What you return should match every record exactly, with the images removed.
+===+
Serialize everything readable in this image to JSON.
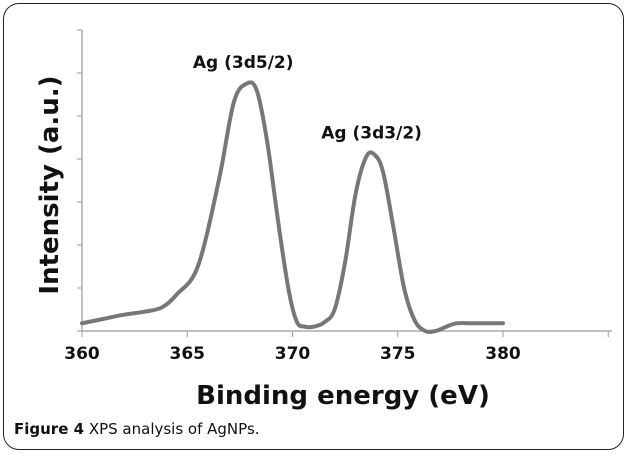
{
  "caption": {
    "label": "Figure 4",
    "text": " XPS analysis of AgNPs."
  },
  "chart_data": {
    "type": "line",
    "xlabel": "Binding energy (eV)",
    "ylabel": "Intensity (a.u.)",
    "xlim": [
      360,
      380
    ],
    "ylim": [
      0,
      7
    ],
    "x_ticks": [
      360,
      365,
      370,
      375,
      380
    ],
    "y_tick_count": 7,
    "grid": false,
    "line_color": "#777777",
    "series": [
      {
        "x": [
          360,
          361,
          362,
          363,
          363.8,
          364.5,
          365.5,
          366.5,
          367.2,
          367.8,
          368.3,
          368.8,
          369.3,
          369.8,
          370.2,
          370.6,
          371.0,
          371.5,
          372.0,
          372.5,
          373.0,
          373.5,
          373.9,
          374.3,
          374.8,
          375.3,
          375.8,
          376.3,
          376.8,
          377.3,
          377.8,
          378.5,
          380
        ],
        "y": [
          0.18,
          0.28,
          0.38,
          0.45,
          0.55,
          0.85,
          1.5,
          3.5,
          5.3,
          5.75,
          5.6,
          4.4,
          2.6,
          1.0,
          0.22,
          0.1,
          0.1,
          0.2,
          0.5,
          1.6,
          3.2,
          4.05,
          4.1,
          3.7,
          2.4,
          1.0,
          0.25,
          0.0,
          0.0,
          0.1,
          0.18,
          0.18,
          0.18
        ]
      }
    ],
    "annotations": [
      {
        "text": "Ag (3d5/2)",
        "x": 367.8,
        "y": 5.75
      },
      {
        "text": "Ag (3d3/2)",
        "x": 373.9,
        "y": 4.1
      }
    ]
  }
}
+===+
== In response ==
Serialize everything readable in this image to JSON.
{
  "caption": {
    "label": "Figure 4",
    "text": " XPS analysis of AgNPs."
  },
  "chart_data": {
    "type": "line",
    "xlabel": "Binding energy (eV)",
    "ylabel": "Intensity (a.u.)",
    "xlim": [
      360,
      380
    ],
    "ylim": [
      0,
      7
    ],
    "x_ticks": [
      360,
      365,
      370,
      375,
      380
    ],
    "y_tick_count": 7,
    "grid": false,
    "line_color": "#777777",
    "series": [
      {
        "x": [
          360,
          361,
          362,
          363,
          363.8,
          364.5,
          365.5,
          366.5,
          367.2,
          367.8,
          368.3,
          368.8,
          369.3,
          369.8,
          370.2,
          370.6,
          371.0,
          371.5,
          372.0,
          372.5,
          373.0,
          373.5,
          373.9,
          374.3,
          374.8,
          375.3,
          375.8,
          376.3,
          376.8,
          377.3,
          377.8,
          378.5,
          380
        ],
        "y": [
          0.18,
          0.28,
          0.38,
          0.45,
          0.55,
          0.85,
          1.5,
          3.5,
          5.3,
          5.75,
          5.6,
          4.4,
          2.6,
          1.0,
          0.22,
          0.1,
          0.1,
          0.2,
          0.5,
          1.6,
          3.2,
          4.05,
          4.1,
          3.7,
          2.4,
          1.0,
          0.25,
          0.0,
          0.0,
          0.1,
          0.18,
          0.18,
          0.18
        ]
      }
    ],
    "annotations": [
      {
        "text": "Ag (3d5/2)",
        "x": 367.8,
        "y": 5.75
      },
      {
        "text": "Ag (3d3/2)",
        "x": 373.9,
        "y": 4.1
      }
    ]
  }
}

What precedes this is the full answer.